**YOUR OBJECTIVE**
Write out, word for word, every line from the one containing "Output the text content of this document." through the last line of the records below, both ends included.
+++++
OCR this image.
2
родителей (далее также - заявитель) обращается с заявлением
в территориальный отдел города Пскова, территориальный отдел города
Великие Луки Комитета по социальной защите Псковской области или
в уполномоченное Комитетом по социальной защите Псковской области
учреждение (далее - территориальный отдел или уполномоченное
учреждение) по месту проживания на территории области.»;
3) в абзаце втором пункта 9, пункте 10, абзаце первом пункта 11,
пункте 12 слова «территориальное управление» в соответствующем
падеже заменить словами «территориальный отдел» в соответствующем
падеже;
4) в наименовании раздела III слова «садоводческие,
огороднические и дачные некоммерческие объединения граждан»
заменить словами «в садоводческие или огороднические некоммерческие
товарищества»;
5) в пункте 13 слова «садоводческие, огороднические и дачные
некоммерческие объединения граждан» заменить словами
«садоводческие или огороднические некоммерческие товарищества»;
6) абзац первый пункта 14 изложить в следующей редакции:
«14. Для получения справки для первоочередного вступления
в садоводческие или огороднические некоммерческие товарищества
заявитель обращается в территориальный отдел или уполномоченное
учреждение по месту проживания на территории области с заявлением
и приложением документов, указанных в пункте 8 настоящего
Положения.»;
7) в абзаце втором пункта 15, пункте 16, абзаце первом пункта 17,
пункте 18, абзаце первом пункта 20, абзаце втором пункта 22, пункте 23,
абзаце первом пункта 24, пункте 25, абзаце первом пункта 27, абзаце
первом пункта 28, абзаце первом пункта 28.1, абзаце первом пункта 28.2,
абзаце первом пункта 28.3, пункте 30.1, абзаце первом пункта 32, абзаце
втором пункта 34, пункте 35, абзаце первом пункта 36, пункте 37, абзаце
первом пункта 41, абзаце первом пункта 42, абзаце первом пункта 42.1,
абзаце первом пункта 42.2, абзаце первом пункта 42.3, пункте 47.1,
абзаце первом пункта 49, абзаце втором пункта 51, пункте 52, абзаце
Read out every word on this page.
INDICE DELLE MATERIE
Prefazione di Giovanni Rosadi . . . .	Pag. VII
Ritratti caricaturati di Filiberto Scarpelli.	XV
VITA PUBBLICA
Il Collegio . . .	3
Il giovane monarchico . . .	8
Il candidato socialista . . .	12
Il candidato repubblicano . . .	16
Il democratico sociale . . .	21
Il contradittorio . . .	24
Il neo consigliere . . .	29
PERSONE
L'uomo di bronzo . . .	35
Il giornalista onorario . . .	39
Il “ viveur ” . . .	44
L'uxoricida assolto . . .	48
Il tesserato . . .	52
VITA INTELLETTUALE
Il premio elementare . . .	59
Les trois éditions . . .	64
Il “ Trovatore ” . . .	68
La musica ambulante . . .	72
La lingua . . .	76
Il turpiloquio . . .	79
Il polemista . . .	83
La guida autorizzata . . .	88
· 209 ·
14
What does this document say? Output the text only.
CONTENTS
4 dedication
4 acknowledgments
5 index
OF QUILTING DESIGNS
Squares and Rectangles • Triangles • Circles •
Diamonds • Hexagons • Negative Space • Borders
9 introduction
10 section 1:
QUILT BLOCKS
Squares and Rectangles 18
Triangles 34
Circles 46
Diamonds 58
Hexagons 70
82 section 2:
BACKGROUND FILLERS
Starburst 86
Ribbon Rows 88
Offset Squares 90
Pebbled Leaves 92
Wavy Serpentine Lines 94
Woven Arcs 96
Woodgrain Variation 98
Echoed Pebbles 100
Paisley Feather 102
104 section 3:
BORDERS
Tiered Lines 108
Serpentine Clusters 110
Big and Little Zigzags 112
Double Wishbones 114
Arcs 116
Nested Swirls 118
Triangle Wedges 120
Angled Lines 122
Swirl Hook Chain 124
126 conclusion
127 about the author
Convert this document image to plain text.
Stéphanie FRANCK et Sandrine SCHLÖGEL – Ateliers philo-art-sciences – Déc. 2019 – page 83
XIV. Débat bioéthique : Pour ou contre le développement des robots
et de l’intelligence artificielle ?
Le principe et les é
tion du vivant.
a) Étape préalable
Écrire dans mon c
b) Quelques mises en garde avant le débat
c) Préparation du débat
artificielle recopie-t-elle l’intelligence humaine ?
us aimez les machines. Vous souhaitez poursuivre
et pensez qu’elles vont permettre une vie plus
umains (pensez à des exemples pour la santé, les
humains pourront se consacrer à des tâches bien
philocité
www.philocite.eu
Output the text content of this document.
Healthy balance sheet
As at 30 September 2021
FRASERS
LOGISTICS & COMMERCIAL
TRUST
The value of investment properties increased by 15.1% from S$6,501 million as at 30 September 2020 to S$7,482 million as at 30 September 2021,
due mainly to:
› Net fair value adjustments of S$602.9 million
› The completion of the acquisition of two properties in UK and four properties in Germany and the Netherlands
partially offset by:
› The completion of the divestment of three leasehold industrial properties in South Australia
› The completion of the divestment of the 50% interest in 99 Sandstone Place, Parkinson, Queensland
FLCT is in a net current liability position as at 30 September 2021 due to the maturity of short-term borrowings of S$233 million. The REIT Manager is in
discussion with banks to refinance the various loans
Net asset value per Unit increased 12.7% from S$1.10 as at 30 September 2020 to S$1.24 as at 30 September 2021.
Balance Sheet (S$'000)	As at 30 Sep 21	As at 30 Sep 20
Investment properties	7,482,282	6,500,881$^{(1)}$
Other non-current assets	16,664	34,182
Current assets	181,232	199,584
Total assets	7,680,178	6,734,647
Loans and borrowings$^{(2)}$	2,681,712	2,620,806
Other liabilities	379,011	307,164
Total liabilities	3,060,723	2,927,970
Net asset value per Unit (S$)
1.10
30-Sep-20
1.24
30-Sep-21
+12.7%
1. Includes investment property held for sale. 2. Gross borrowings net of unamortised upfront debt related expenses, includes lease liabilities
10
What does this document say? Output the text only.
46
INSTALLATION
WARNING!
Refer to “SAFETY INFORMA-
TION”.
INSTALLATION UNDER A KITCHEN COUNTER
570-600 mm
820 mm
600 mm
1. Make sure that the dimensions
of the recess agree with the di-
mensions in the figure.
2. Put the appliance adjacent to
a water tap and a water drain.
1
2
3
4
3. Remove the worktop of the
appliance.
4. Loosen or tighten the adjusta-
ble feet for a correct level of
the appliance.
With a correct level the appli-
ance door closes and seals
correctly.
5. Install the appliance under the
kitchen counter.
+++++
**REPLY**
Output the text content of this document.
Healthy balance sheet
As at 30 September 2021
FRASERS
LOGISTICS & COMMERCIAL
TRUST
The value of investment properties increased by 15.1% from S$6,501 million as at 30 September 2020 to S$7,482 million as at 30 September 2021,
due mainly to:
› Net fair value adjustments of S$602.9 million
› The completion of the acquisition of two properties in UK and four properties in Germany and the Netherlands
partially offset by:
› The completion of the divestment of three leasehold industrial properties in South Australia
› The completion of the divestment of the 50% interest in 99 Sandstone Place, Parkinson, Queensland
FLCT is in a net current liability position as at 30 September 2021 due to the maturity of short-term borrowings of S$233 million. The REIT Manager is in
discussion with banks to refinance the various loans
Net asset value per Unit increased 12.7% from S$1.10 as at 30 September 2020 to S$1.24 as at 30 September 2021.
Balance Sheet (S$'000)	As at 30 Sep 21	As at 30 Sep 20
Investment properties	7,482,282	6,500,881$^{(1)}$
Other non-current assets	16,664	34,182
Current assets	181,232	199,584
Total assets	7,680,178	6,734,647
Loans and borrowings$^{(2)}$	2,681,712	2,620,806
Other liabilities	379,011	307,164
Total liabilities	3,060,723	2,927,970
Net asset value per Unit (S$)
1.10
30-Sep-20
1.24
30-Sep-21
+12.7%
1. Includes investment property held for sale. 2. Gross borrowings net of unamortised upfront debt related expenses, includes lease liabilities
10
What does this document say? Output the text only.
46
INSTALLATION
WARNING!
Refer to “SAFETY INFORMA-
TION”.
INSTALLATION UNDER A KITCHEN COUNTER
570-600 mm
820 mm
600 mm
1. Make sure that the dimensions
of the recess agree with the di-
mensions in the figure.
2. Put the appliance adjacent to
a water tap and a water drain.
1
2
3
4
3. Remove the worktop of the
appliance.
4. Loosen or tighten the adjusta-
ble feet for a correct level of
the appliance.
With a correct level the appli-
ance door closes and seals
correctly.
5. Install the appliance under the
kitchen counter.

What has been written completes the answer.